-- START Records for this task --

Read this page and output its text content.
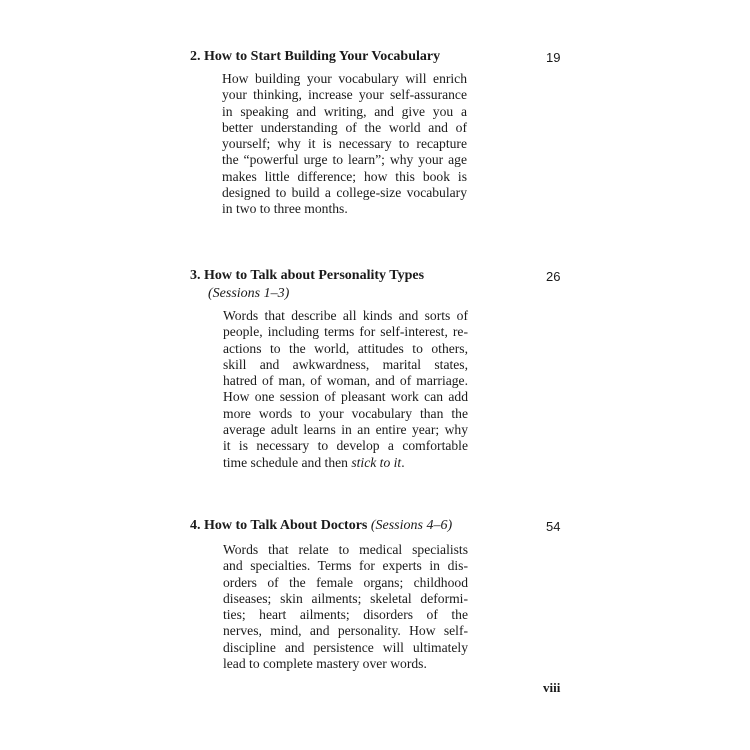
2. How to Start Building Your Vocabulary	19
How building your vocabulary will enrich
your thinking, increase your self-assurance
in speaking and writing, and give you a
better understanding of the world and of
yourself; why it is necessary to recapture
the “powerful urge to learn”; why your age
makes little difference; how this book is
designed to build a college-size vocabulary
in two to three months.
3. How to Talk about Personality Types
(Sessions 1–3)
26
Words that describe all kinds and sorts of
people, including terms for self-interest, re-
actions to the world, attitudes to others,
skill and awkwardness, marital states,
hatred of man, of woman, and of marriage.
How one session of pleasant work can add
more words to your vocabulary than the
average adult learns in an entire year; why
it is necessary to develop a comfortable
time schedule and then stick to it.
4. How to Talk About Doctors (Sessions 4–6)	54
Words that relate to medical specialists
and specialties. Terms for experts in dis-
orders of the female organs; childhood
diseases; skin ailments; skeletal deformi-
ties; heart ailments; disorders of the
nerves, mind, and personality. How self-
discipline and persistence will ultimately
lead to complete mastery over words.
viii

-- END Records for this task --

■ Your task: Write out the whole listing exactly, and drop the pictures.

■ Response:
Read this page and output its text content.
2. How to Start Building Your Vocabulary	19
How building your vocabulary will enrich
your thinking, increase your self-assurance
in speaking and writing, and give you a
better understanding of the world and of
yourself; why it is necessary to recapture
the “powerful urge to learn”; why your age
makes little difference; how this book is
designed to build a college-size vocabulary
in two to three months.
3. How to Talk about Personality Types
(Sessions 1–3)
26
Words that describe all kinds and sorts of
people, including terms for self-interest, re-
actions to the world, attitudes to others,
skill and awkwardness, marital states,
hatred of man, of woman, and of marriage.
How one session of pleasant work can add
more words to your vocabulary than the
average adult learns in an entire year; why
it is necessary to develop a comfortable
time schedule and then stick to it.
4. How to Talk About Doctors (Sessions 4–6)	54
Words that relate to medical specialists
and specialties. Terms for experts in dis-
orders of the female organs; childhood
diseases; skin ailments; skeletal deformi-
ties; heart ailments; disorders of the
nerves, mind, and personality. How self-
discipline and persistence will ultimately
lead to complete mastery over words.
viii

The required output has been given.